──────── Records provided

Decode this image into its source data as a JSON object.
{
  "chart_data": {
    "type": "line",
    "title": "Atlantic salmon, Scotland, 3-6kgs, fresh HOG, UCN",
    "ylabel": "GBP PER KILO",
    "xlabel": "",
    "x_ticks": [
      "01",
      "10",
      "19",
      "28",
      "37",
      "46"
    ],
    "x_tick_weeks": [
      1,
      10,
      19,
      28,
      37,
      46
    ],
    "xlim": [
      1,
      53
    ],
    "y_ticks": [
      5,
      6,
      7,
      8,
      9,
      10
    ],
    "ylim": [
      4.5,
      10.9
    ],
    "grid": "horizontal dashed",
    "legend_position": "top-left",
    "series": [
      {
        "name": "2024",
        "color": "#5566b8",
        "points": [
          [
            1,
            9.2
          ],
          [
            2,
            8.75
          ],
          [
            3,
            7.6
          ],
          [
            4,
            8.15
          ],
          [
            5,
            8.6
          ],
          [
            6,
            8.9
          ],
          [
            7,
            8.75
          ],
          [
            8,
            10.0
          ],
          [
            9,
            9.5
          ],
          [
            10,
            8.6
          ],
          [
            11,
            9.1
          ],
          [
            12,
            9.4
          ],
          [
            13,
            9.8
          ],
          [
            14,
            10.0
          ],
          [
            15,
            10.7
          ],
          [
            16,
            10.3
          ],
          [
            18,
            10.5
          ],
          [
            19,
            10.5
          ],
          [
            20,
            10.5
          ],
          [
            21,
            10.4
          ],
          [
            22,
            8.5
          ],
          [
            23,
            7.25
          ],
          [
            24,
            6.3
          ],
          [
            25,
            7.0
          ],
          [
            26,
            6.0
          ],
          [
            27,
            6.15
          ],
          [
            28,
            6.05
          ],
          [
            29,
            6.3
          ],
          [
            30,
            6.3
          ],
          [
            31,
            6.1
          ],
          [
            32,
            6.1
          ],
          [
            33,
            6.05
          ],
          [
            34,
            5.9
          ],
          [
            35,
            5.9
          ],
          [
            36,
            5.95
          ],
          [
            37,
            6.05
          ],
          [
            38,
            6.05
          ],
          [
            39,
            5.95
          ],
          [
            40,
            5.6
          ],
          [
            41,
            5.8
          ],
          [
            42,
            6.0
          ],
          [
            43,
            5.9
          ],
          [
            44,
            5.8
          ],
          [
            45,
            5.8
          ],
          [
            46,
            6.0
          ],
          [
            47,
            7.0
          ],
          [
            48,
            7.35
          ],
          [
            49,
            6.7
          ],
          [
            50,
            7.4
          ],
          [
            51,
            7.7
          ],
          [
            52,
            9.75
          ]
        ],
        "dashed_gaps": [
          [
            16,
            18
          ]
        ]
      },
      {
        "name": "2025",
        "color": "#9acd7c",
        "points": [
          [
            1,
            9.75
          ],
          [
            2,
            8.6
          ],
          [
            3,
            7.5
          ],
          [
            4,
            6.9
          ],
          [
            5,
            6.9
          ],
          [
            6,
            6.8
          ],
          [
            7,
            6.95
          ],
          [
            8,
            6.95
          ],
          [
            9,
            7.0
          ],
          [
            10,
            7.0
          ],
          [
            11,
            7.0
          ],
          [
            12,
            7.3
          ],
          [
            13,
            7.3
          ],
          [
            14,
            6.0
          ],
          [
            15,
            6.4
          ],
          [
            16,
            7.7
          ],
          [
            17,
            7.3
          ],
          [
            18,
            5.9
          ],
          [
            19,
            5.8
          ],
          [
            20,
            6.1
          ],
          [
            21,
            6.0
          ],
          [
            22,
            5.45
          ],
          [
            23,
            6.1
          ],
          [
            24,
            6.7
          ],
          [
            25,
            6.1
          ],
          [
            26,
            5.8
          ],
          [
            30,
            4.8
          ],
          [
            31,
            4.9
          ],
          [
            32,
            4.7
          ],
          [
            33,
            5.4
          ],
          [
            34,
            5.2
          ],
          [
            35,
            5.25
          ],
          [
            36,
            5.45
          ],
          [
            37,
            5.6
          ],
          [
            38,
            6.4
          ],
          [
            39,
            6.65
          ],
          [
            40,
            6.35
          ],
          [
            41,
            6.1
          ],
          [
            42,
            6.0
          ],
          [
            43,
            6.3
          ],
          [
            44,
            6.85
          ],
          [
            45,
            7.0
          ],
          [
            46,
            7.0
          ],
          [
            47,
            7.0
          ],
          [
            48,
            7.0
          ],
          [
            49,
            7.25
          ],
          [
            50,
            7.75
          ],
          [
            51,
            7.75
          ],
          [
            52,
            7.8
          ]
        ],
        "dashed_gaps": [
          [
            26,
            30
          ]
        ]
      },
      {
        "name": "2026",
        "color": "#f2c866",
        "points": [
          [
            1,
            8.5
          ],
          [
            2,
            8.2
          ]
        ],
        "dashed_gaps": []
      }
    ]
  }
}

────────────────

### Challenge
Output each entry precisely as given.

### Final result
Decode this image into its source data as a JSON object.
{
  "chart_data": {
    "type": "line",
    "title": "Atlantic salmon, Scotland, 3-6kgs, fresh HOG, UCN",
    "ylabel": "GBP PER KILO",
    "xlabel": "",
    "x_ticks": [
      "01",
      "10",
      "19",
      "28",
      "37",
      "46"
    ],
    "x_tick_weeks": [
      1,
      10,
      19,
      28,
      37,
      46
    ],
    "xlim": [
      1,
      53
    ],
    "y_ticks": [
      5,
      6,
      7,
      8,
      9,
      10
    ],
    "ylim": [
      4.5,
      10.9
    ],
    "grid": "horizontal dashed",
    "legend_position": "top-left",
    "series": [
      {
        "name": "2024",
        "color": "#5566b8",
        "points": [
          [
            1,
            9.2
          ],
          [
            2,
            8.75
          ],
          [
            3,
            7.6
          ],
          [
            4,
            8.15
          ],
          [
            5,
            8.6
          ],
          [
            6,
            8.9
          ],
          [
            7,
            8.75
          ],
          [
            8,
            10.0
          ],
          [
            9,
            9.5
          ],
          [
            10,
            8.6
          ],
          [
            11,
            9.1
          ],
          [
            12,
            9.4
          ],
          [
            13,
            9.8
          ],
          [
            14,
            10.0
          ],
          [
            15,
            10.7
          ],
          [
            16,
            10.3
          ],
          [
            18,
            10.5
          ],
          [
            19,
            10.5
          ],
          [
            20,
            10.5
          ],
          [
            21,
            10.4
          ],
          [
            22,
            8.5
          ],
          [
            23,
            7.25
          ],
          [
            24,
            6.3
          ],
          [
            25,
            7.0
          ],
          [
            26,
            6.0
          ],
          [
            27,
            6.15
          ],
          [
            28,
            6.05
          ],
          [
            29,
            6.3
          ],
          [
            30,
            6.3
          ],
          [
            31,
            6.1
          ],
          [
            32,
            6.1
          ],
          [
            33,
            6.05
          ],
          [
            34,
            5.9
          ],
          [
            35,
            5.9
          ],
          [
            36,
            5.95
          ],
          [
            37,
            6.05
          ],
          [
            38,
            6.05
          ],
          [
            39,
            5.95
          ],
          [
            40,
            5.6
          ],
          [
            41,
            5.8
          ],
          [
            42,
            6.0
          ],
          [
            43,
            5.9
          ],
          [
            44,
            5.8
          ],
          [
            45,
            5.8
          ],
          [
            46,
            6.0
          ],
          [
            47,
            7.0
          ],
          [
            48,
            7.35
          ],
          [
            49,
            6.7
          ],
          [
            50,
            7.4
          ],
          [
            51,
            7.7
          ],
          [
            52,
            9.75
          ]
        ],
        "dashed_gaps": [
          [
            16,
            18
          ]
        ]
      },
      {
        "name": "2025",
        "color": "#9acd7c",
        "points": [
          [
            1,
            9.75
          ],
          [
            2,
            8.6
          ],
          [
            3,
            7.5
          ],
          [
            4,
            6.9
          ],
          [
            5,
            6.9
          ],
          [
            6,
            6.8
          ],
          [
            7,
            6.95
          ],
          [
            8,
            6.95
          ],
          [
            9,
            7.0
          ],
          [
            10,
            7.0
          ],
          [
            11,
            7.0
          ],
          [
            12,
            7.3
          ],
          [
            13,
            7.3
          ],
          [
            14,
            6.0
          ],
          [
            15,
            6.4
          ],
          [
            16,
            7.7
          ],
          [
            17,
            7.3
          ],
          [
            18,
            5.9
          ],
          [
            19,
            5.8
          ],
          [
            20,
            6.1
          ],
          [
            21,
            6.0
          ],
          [
            22,
            5.45
          ],
          [
            23,
            6.1
          ],
          [
            24,
            6.7
          ],
          [
            25,
            6.1
          ],
          [
            26,
            5.8
          ],
          [
            30,
            4.8
          ],
          [
            31,
            4.9
          ],
          [
            32,
            4.7
          ],
          [
            33,
            5.4
          ],
          [
            34,
            5.2
          ],
          [
            35,
            5.25
          ],
          [
            36,
            5.45
          ],
          [
            37,
            5.6
          ],
          [
            38,
            6.4
          ],
          [
            39,
            6.65
          ],
          [
            40,
            6.35
          ],
          [
            41,
            6.1
          ],
          [
            42,
            6.0
          ],
          [
            43,
            6.3
          ],
          [
            44,
            6.85
          ],
          [
            45,
            7.0
          ],
          [
            46,
            7.0
          ],
          [
            47,
            7.0
          ],
          [
            48,
            7.0
          ],
          [
            49,
            7.25
          ],
          [
            50,
            7.75
          ],
          [
            51,
            7.75
          ],
          [
            52,
            7.8
          ]
        ],
        "dashed_gaps": [
          [
            26,
            30
          ]
        ]
      },
      {
        "name": "2026",
        "color": "#f2c866",
        "points": [
          [
            1,
            8.5
          ],
          [
            2,
            8.2
          ]
        ],
        "dashed_gaps": []
      }
    ]
  }
}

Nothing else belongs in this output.